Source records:
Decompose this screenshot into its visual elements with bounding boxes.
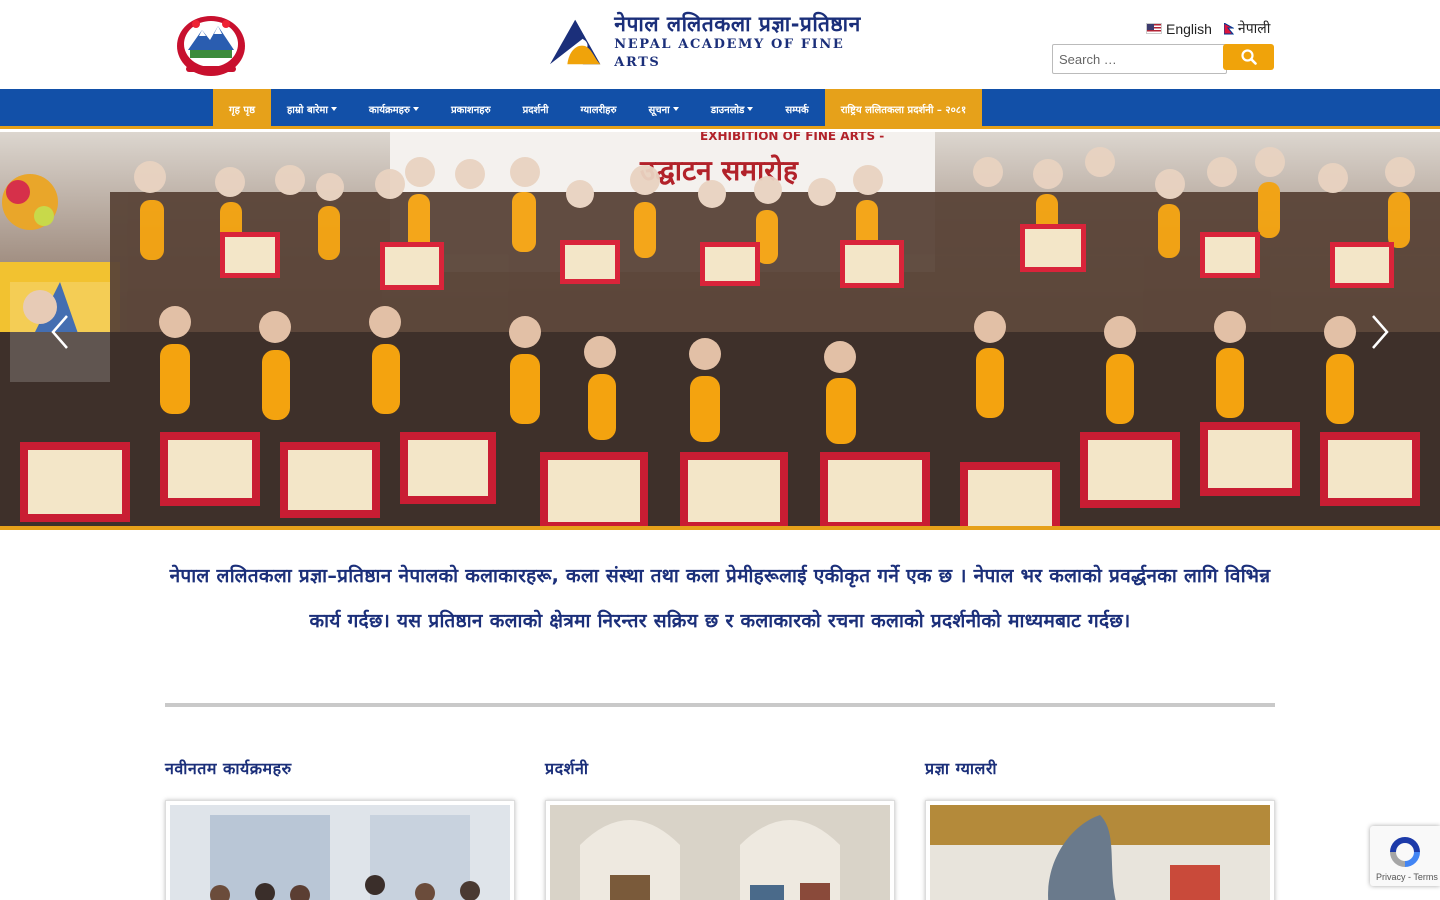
language-nepali-label: नेपाली — [1237, 20, 1271, 36]
caret-down-icon — [747, 107, 754, 111]
section-divider — [165, 703, 1275, 707]
recaptcha-icon — [1390, 837, 1420, 867]
latest-programs-image — [170, 805, 510, 900]
language-english[interactable]: English — [1146, 19, 1212, 38]
brand-nepali-name: नेपाल ललितकला प्रज्ञा-प्रतिष्ठान — [614, 12, 861, 36]
brand-english-name: NEPAL ACADEMY OF FINE ARTS — [614, 37, 845, 70]
banner-english-text: EXHIBITION OF FINE ARTS - — [700, 132, 884, 143]
pragya-gallery-image — [930, 805, 1270, 900]
site-header: नेपाल ललितकला प्रज्ञा-प्रतिष्ठान NEPAL A… — [0, 0, 1440, 89]
nav-item-label: गृह पृष्ठ — [229, 105, 255, 116]
exhibition-image — [550, 805, 890, 900]
recaptcha-badge[interactable]: Privacy - Terms — [1370, 826, 1440, 886]
hero-slider: उद्घाटन समारोह EXHIBITION OF FINE ARTS - — [0, 132, 1440, 530]
academy-brand[interactable]: नेपाल ललितकला प्रज्ञा-प्रतिष्ठान NEPAL A… — [548, 12, 888, 70]
nav-item-national-exhibition[interactable]: राष्ट्रिय ललितकला प्रदर्शनी – २०८१ — [824, 89, 983, 129]
nav-item-exhibition[interactable]: प्रदर्शनी — [507, 89, 565, 129]
nav-item-galleries[interactable]: ग्यालरीहरु — [565, 89, 633, 129]
chevron-left-icon — [51, 315, 68, 349]
nav-item-download[interactable]: डाउनलोड — [695, 89, 770, 129]
main-navbar: गृह पृष्ठ हाम्रो बारेमा कार्यक्रमहरु प्र… — [0, 89, 1440, 129]
nav-item-label: सम्पर्क — [785, 105, 809, 116]
nav-item-label: कार्यक्रमहरु — [368, 105, 410, 116]
exhibition-card[interactable] — [545, 800, 895, 900]
language-english-label: English — [1166, 20, 1212, 37]
latest-programs-title[interactable]: नवीनतम कार्यक्रमहरु — [165, 757, 292, 779]
latest-programs-card[interactable] — [165, 800, 515, 900]
caret-down-icon — [672, 107, 679, 111]
slider-prev-button[interactable] — [10, 282, 110, 382]
caret-down-icon — [330, 107, 337, 111]
nav-item-home[interactable]: गृह पृष्ठ — [213, 89, 271, 129]
nav-item-label: प्रकाशनहरु — [450, 105, 491, 116]
academy-logo-icon — [549, 19, 601, 65]
pragya-gallery-card[interactable] — [925, 800, 1275, 900]
nepal-flag-icon — [1223, 22, 1234, 35]
nepal-government-emblem-icon[interactable] — [172, 10, 250, 78]
nav-item-label: हाम्रो बारेमा — [287, 105, 328, 116]
nav-item-label: डाउनलोड — [710, 105, 745, 116]
search-icon — [1240, 49, 1257, 65]
hero-slide-image: उद्घाटन समारोह EXHIBITION OF FINE ARTS - — [0, 132, 1440, 526]
pragya-gallery-title[interactable]: प्रज्ञा ग्यालरी — [925, 757, 997, 779]
nav-item-contact[interactable]: सम्पर्क — [769, 89, 824, 129]
recaptcha-privacy-link[interactable]: Privacy — [1376, 872, 1406, 882]
recaptcha-terms-link[interactable]: Terms — [1413, 872, 1438, 882]
nav-item-notice[interactable]: सूचना — [632, 89, 694, 129]
nav-item-label: ग्यालरीहरु — [580, 105, 617, 116]
nav-item-label: सूचना — [648, 105, 670, 116]
language-switcher: English नेपाली — [1146, 19, 1270, 38]
exhibition-title[interactable]: प्रदर्शनी — [545, 757, 589, 779]
search-input[interactable] — [1052, 44, 1227, 74]
slider-next-button[interactable] — [1330, 282, 1430, 382]
language-nepali[interactable]: नेपाली — [1223, 19, 1271, 38]
nav-item-label: राष्ट्रिय ललितकला प्रदर्शनी – २०८१ — [840, 105, 967, 116]
search-form — [1052, 44, 1274, 74]
intro-text: नेपाल ललितकला प्रज्ञा–प्रतिष्ठान नेपालको… — [169, 565, 1271, 632]
chevron-right-icon — [1372, 315, 1389, 349]
recaptcha-links: Privacy - Terms — [1376, 872, 1438, 882]
nav-item-programs[interactable]: कार्यक्रमहरु — [353, 89, 435, 129]
nav-item-publications[interactable]: प्रकाशनहरु — [435, 89, 507, 129]
search-button[interactable] — [1223, 44, 1274, 70]
us-flag-icon — [1146, 23, 1162, 34]
main-nav: गृह पृष्ठ हाम्रो बारेमा कार्यक्रमहरु प्र… — [213, 89, 983, 129]
nav-item-label: प्रदर्शनी — [522, 105, 549, 116]
caret-down-icon — [412, 107, 419, 111]
nav-item-about[interactable]: हाम्रो बारेमा — [271, 89, 353, 129]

### Problem description
Render each line of the records above as a Markdown table with the columns No. and Line, numbering the rows in order and omitting blank lines. Leave the picture out.

### Answer to the exercise
| No. | Line |
|---|---|
| 1 | Decompose this screenshot into its visual elements with bounding boxes. |
| 2 | language-nepali-label: नेपाली — [1237, 20, 1271, 36] |
| 3 | caret-down-icon — [747, 107, 754, 111] |
| 4 | section-divider — [165, 703, 1275, 707] |
| 5 | recaptcha-icon — [1390, 837, 1420, 867] |
| 6 | latest-programs-image — [170, 805, 510, 900] |
| 7 | language-english[interactable]: English — [1146, 19, 1212, 38] |
| 8 | brand-nepali-name: नेपाल ललितकला प्रज्ञा-प्रतिष्ठान — [614, 12, 861, 36] |
| 9 | brand-english-name: NEPAL ACADEMY OF FINE ARTS — [614, 37, 845, 70] |
| 10 | banner-english-text: EXHIBITION OF FINE ARTS - — [700, 132, 884, 143] |
| 11 | pragya-gallery-image — [930, 805, 1270, 900] |
| 12 | site-header: नेपाल ललितकला प्रज्ञा-प्रतिष्ठान NEPAL A… — [0, 0, 1440, 89] |
| 13 | nav-item-label: गृह पृष्ठ — [229, 105, 255, 116] |
| 14 | exhibition-image — [550, 805, 890, 900] |
| 15 | recaptcha-badge[interactable]: Privacy - Terms — [1370, 826, 1440, 886] |
| 16 | hero-slider: उद्घाटन समारोह EXHIBITION OF FINE ARTS - — [0, 132, 1440, 530] |
| 17 | academy-brand[interactable]: नेपाल ललितकला प्रज्ञा-प्रतिष्ठान NEPAL A… — [548, 12, 888, 70] |
| 18 | nav-item-national-exhibition[interactable]: राष्ट्रिय ललितकला प्रदर्शनी – २०८१ — [824, 89, 983, 129] |
| 19 | nav-item-exhibition[interactable]: प्रदर्शनी — [507, 89, 565, 129] |
| 20 | nav-item-galleries[interactable]: ग्यालरीहरु — [565, 89, 633, 129] |
| 21 | chevron-left-icon — [51, 315, 68, 349] |
| 22 | nav-item-download[interactable]: डाउनलोड — [695, 89, 770, 129] |
| 23 | main-navbar: गृह पृष्ठ हाम्रो बारेमा कार्यक्रमहरु प्र… — [0, 89, 1440, 129] |
| 24 | nav-item-label: सम्पर्क — [785, 105, 809, 116] |
| 25 | nav-item-label: कार्यक्रमहरु — [368, 105, 410, 116] |
| 26 | exhibition-card[interactable] — [545, 800, 895, 900] |
| 27 | language-english-label: English — [1166, 20, 1212, 37] |
| 28 | latest-programs-title[interactable]: नवीनतम कार्यक्रमहरु — [165, 757, 292, 779] |
| 29 | latest-programs-card[interactable] — [165, 800, 515, 900] |
| 30 | caret-down-icon — [672, 107, 679, 111] |
| 31 | slider-prev-button[interactable] — [10, 282, 110, 382] |
| 32 | caret-down-icon — [330, 107, 337, 111] |
| 33 | nav-item-home[interactable]: गृह पृष्ठ — [213, 89, 271, 129] |
| 34 | nav-item-label: प्रकाशनहरु — [450, 105, 491, 116] |
| 35 | academy-logo-icon — [549, 19, 601, 65] |
| 36 | pragya-gallery-card[interactable] — [925, 800, 1275, 900] |
| 37 | nepal-flag-icon — [1223, 22, 1234, 35] |
| 38 | nepal-government-emblem-icon[interactable] — [172, 10, 250, 78] |
| 39 | nav-item-label: हाम्रो बारेमा — [287, 105, 328, 116] |
| 40 | nav-item-label: डाउनलोड — [710, 105, 745, 116] |
| 41 | search-icon — [1240, 49, 1257, 65] |
| 42 | hero-slide-image: उद्घाटन समारोह EXHIBITION OF FINE ARTS - — [0, 132, 1440, 526] |
| 43 | pragya-gallery-title[interactable]: प्रज्ञा ग्यालरी — [925, 757, 997, 779] |
| 44 | nav-item-contact[interactable]: सम्पर्क — [769, 89, 824, 129] |
| 45 | recaptcha-privacy-link[interactable]: Privacy — [1376, 872, 1406, 882] |
| 46 | recaptcha-terms-link[interactable]: Terms — [1413, 872, 1438, 882] |
| 47 | nav-item-notice[interactable]: सूचना — [632, 89, 694, 129] |
| 48 | nav-item-label: ग्यालरीहरु — [580, 105, 617, 116] |
| 49 | nav-item-label: सूचना — [648, 105, 670, 116] |
| 50 | language-switcher: English नेपाली — [1146, 19, 1270, 38] |
| 51 | exhibition-title[interactable]: प्रदर्शनी — [545, 757, 589, 779] |
| 52 | search-input[interactable] — [1052, 44, 1227, 74] |
| 53 | slider-next-button[interactable] — [1330, 282, 1430, 382] |
| 54 | language-nepali[interactable]: नेपाली — [1223, 19, 1271, 38] |
| 55 | nav-item-label: राष्ट्रिय ललितकला प्रदर्शनी – २०८१ — [840, 105, 967, 116] |
| 56 | search-form — [1052, 44, 1274, 74] |
| 57 | intro-text: नेपाल ललितकला प्रज्ञा–प्रतिष्ठान नेपालको… — [169, 565, 1271, 632] |
| 58 | chevron-right-icon — [1372, 315, 1389, 349] |
| 59 | recaptcha-links: Privacy - Terms — [1376, 872, 1438, 882] |
| 60 | nav-item-programs[interactable]: कार्यक्रमहरु — [353, 89, 435, 129] |
| 61 | nav-item-publications[interactable]: प्रकाशनहरु — [435, 89, 507, 129] |
| 62 | search-button[interactable] — [1223, 44, 1274, 70] |
| 63 | us-flag-icon — [1146, 23, 1162, 34] |
| 64 | main-nav: गृह पृष्ठ हाम्रो बारेमा कार्यक्रमहरु प्र… — [213, 89, 983, 129] |
| 65 | nav-item-label: प्रदर्शनी — [522, 105, 549, 116] |
| 66 | caret-down-icon — [412, 107, 419, 111] |
| 67 | nav-item-about[interactable]: हाम्रो बारेमा — [271, 89, 353, 129] |